─── Items ───
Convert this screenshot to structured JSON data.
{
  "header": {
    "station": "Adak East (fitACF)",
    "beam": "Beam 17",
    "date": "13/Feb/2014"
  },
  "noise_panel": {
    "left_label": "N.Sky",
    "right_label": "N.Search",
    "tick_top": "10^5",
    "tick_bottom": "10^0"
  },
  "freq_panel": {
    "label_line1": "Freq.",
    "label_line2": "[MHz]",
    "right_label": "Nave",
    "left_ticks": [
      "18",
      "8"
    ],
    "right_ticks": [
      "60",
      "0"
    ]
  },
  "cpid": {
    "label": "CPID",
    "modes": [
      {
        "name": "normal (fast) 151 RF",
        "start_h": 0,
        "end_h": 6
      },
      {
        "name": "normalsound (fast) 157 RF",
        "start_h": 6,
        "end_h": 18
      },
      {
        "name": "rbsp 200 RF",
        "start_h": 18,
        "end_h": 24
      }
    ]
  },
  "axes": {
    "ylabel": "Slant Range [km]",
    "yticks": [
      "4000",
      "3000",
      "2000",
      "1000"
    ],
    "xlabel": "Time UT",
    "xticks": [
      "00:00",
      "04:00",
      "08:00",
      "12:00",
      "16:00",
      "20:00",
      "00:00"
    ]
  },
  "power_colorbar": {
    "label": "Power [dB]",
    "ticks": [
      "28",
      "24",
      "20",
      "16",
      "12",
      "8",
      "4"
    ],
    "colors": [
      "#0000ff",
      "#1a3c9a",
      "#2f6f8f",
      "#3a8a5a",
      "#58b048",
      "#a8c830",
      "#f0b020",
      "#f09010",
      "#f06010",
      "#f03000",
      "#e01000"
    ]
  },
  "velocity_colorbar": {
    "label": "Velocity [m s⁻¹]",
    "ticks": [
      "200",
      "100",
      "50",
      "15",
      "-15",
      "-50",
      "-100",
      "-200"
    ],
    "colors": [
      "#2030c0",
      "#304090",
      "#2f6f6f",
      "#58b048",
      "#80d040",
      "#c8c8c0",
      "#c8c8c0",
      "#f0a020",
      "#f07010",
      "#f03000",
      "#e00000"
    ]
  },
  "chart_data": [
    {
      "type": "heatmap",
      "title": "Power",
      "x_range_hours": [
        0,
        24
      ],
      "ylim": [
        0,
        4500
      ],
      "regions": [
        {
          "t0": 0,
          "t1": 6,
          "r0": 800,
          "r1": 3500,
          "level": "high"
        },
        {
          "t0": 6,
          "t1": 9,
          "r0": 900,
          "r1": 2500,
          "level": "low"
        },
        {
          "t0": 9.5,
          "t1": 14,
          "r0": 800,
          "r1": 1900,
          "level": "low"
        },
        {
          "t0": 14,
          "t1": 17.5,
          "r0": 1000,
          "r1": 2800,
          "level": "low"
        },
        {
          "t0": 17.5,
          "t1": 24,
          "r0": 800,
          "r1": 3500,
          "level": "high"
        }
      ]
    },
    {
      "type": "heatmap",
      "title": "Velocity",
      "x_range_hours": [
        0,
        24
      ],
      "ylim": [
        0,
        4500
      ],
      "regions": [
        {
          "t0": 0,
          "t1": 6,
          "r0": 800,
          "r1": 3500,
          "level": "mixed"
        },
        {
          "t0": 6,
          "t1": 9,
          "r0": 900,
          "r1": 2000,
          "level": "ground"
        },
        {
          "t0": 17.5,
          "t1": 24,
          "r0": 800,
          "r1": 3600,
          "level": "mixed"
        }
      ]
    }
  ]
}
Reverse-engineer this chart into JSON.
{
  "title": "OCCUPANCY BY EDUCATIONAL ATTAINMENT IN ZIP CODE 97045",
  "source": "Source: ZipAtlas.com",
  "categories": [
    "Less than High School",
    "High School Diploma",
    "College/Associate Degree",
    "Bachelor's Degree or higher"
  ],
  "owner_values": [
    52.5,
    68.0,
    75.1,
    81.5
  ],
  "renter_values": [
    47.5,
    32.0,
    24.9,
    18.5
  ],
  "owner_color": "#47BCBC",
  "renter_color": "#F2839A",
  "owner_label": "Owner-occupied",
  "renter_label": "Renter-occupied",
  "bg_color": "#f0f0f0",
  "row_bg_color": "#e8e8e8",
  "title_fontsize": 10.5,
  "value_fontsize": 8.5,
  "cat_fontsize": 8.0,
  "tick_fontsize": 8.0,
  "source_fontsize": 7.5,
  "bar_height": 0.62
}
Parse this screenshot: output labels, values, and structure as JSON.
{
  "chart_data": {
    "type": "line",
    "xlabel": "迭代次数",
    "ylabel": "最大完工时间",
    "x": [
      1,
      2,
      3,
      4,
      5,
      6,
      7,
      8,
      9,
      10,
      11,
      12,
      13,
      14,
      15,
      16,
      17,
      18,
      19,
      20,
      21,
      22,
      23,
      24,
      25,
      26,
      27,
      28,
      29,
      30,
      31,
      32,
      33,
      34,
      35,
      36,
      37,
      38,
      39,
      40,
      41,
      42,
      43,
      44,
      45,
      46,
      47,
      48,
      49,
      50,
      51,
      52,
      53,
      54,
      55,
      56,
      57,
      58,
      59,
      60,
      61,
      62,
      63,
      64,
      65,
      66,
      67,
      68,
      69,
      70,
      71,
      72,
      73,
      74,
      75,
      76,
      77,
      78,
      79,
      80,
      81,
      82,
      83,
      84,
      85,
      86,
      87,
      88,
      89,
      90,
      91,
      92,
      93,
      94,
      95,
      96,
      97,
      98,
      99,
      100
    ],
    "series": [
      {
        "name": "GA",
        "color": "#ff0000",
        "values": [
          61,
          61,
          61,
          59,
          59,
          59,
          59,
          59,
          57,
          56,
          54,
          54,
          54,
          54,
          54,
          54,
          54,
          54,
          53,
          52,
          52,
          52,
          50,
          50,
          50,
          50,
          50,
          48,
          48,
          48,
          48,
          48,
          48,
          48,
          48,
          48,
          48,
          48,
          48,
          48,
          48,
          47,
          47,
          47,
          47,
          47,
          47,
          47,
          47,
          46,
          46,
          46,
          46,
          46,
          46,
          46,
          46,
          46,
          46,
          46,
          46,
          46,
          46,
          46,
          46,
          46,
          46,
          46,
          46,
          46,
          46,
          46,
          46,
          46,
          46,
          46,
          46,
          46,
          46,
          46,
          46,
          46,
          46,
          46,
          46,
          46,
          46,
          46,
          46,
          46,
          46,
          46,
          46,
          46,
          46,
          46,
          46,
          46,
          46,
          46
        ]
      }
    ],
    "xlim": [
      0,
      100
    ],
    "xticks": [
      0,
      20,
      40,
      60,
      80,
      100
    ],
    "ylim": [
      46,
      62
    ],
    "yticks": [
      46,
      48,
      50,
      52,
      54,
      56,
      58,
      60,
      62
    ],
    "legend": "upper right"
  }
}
───
─── Items ───
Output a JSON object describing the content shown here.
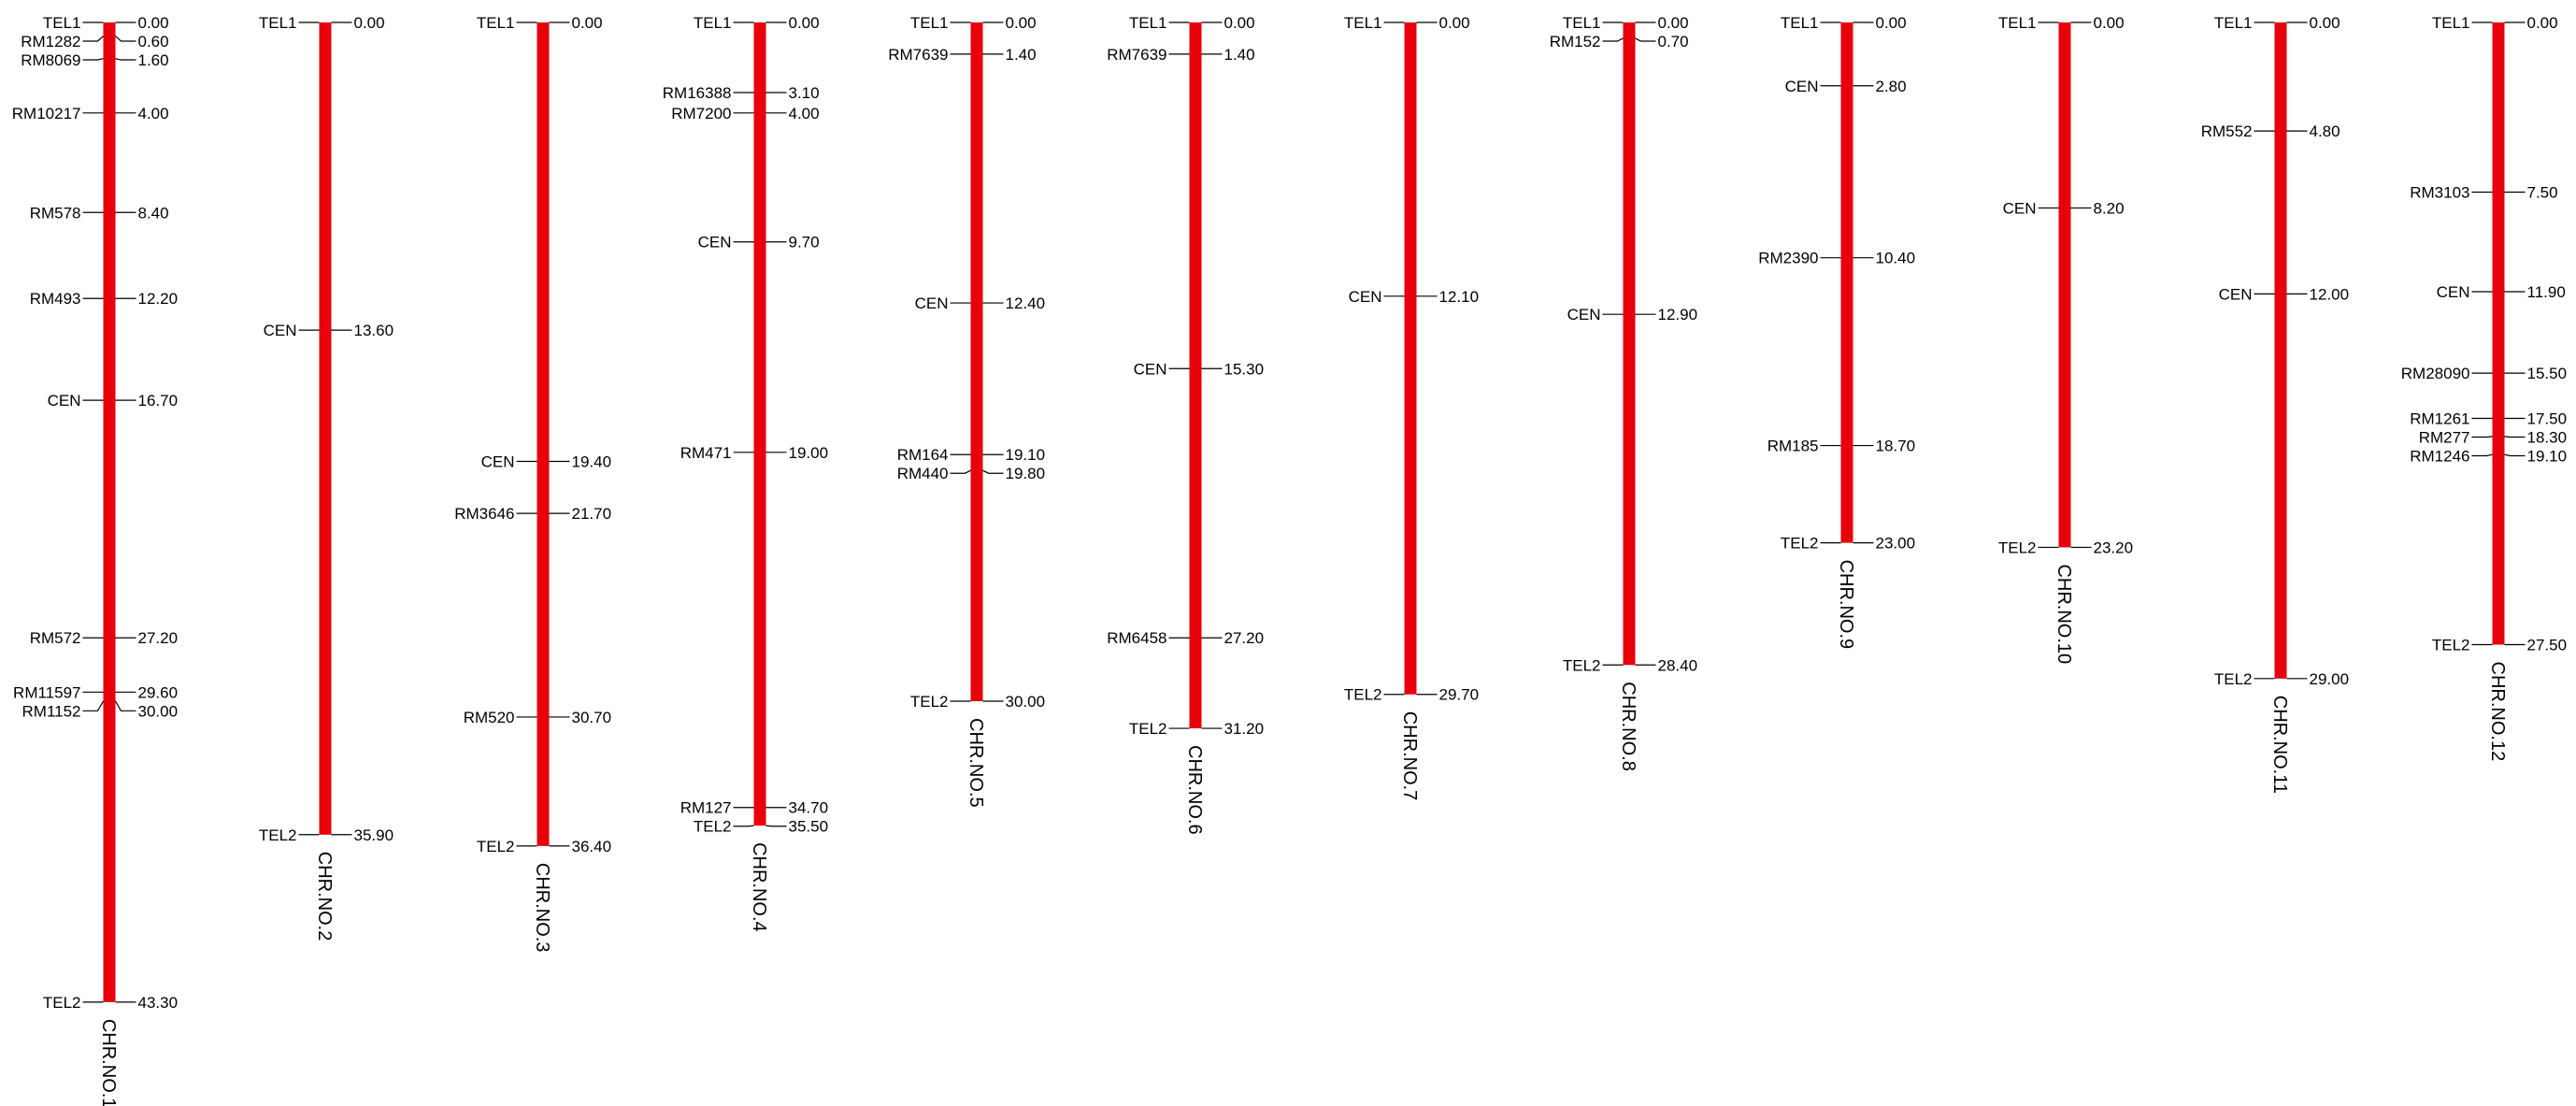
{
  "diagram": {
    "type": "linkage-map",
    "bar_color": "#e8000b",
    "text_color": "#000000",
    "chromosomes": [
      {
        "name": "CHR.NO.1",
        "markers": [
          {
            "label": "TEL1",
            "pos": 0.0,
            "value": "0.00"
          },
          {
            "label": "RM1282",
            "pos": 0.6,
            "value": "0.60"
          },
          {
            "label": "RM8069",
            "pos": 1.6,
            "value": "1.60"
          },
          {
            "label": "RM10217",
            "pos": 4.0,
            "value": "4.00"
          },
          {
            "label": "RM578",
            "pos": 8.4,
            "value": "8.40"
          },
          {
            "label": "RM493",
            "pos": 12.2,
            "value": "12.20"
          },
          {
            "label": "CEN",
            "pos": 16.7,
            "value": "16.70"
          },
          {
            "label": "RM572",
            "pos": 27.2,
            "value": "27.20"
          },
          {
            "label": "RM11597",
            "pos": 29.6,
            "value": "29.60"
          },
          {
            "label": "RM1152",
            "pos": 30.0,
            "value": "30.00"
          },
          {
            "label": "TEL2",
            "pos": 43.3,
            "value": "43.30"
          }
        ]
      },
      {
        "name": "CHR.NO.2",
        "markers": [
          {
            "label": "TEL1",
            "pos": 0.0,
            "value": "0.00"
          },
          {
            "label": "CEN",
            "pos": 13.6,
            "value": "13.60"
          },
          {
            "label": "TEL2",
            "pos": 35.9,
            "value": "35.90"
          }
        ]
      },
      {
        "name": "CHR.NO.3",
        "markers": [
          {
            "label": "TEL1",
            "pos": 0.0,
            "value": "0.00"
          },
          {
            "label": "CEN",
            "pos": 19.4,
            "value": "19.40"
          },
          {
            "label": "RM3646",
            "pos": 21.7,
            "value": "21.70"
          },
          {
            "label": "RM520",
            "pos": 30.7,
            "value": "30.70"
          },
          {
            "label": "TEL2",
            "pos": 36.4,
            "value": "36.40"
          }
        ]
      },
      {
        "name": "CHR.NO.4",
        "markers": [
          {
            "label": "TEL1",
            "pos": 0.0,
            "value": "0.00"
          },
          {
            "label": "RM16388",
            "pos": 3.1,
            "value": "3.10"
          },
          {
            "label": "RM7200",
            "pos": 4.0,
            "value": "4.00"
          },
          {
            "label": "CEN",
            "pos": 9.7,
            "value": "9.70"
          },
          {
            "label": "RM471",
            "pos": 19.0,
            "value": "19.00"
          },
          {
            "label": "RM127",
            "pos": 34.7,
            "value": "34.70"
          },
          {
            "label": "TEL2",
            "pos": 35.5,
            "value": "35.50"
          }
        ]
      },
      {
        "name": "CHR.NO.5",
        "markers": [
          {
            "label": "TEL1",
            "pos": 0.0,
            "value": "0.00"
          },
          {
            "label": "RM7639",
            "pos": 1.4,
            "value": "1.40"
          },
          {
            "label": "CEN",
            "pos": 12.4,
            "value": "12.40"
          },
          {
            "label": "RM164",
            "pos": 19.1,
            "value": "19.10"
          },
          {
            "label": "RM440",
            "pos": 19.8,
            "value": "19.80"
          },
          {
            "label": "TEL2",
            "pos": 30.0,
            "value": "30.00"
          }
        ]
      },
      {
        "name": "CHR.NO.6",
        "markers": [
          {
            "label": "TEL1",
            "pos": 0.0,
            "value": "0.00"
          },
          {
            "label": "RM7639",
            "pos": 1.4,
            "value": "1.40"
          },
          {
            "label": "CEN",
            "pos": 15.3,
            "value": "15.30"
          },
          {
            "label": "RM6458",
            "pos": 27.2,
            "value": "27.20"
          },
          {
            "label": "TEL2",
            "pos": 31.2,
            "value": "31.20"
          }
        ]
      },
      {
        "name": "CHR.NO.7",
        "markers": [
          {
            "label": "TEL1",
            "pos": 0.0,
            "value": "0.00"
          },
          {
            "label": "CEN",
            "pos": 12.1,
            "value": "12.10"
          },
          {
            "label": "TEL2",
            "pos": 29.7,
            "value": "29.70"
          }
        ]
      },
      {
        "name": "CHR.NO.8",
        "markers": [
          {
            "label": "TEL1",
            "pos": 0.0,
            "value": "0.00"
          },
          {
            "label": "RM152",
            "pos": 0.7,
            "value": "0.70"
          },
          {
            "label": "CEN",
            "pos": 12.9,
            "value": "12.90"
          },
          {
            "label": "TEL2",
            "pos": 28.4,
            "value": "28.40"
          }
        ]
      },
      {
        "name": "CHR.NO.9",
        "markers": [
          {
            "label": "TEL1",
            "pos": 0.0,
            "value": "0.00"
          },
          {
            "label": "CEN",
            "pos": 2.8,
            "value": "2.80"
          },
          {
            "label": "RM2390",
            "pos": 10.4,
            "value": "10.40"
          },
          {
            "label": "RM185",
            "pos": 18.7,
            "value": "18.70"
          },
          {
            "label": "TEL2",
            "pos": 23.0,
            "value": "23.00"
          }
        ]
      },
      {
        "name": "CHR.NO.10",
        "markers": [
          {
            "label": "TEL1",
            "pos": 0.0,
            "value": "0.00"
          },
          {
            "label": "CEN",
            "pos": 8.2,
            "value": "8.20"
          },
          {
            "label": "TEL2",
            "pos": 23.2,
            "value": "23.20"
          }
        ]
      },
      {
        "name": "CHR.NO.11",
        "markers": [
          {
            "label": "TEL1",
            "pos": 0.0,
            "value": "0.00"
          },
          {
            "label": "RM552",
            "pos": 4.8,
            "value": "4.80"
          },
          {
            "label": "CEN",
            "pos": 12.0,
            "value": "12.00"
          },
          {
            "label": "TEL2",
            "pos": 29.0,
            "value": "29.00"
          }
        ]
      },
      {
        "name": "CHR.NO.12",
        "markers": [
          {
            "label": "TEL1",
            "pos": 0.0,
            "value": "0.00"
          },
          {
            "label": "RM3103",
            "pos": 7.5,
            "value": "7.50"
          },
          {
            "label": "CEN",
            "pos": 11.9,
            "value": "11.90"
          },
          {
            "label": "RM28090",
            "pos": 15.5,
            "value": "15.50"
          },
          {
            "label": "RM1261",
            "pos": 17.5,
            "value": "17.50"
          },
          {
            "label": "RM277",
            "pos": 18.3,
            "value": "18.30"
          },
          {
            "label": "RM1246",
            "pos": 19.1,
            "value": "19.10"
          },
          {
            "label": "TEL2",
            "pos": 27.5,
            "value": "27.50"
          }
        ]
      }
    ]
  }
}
───
_Goal of the exercise:_ Find every line above that contains the word "Degree", and return each one.

_Answer in full:_
    "College/Associate Degree",
    "Bachelor's Degree or higher"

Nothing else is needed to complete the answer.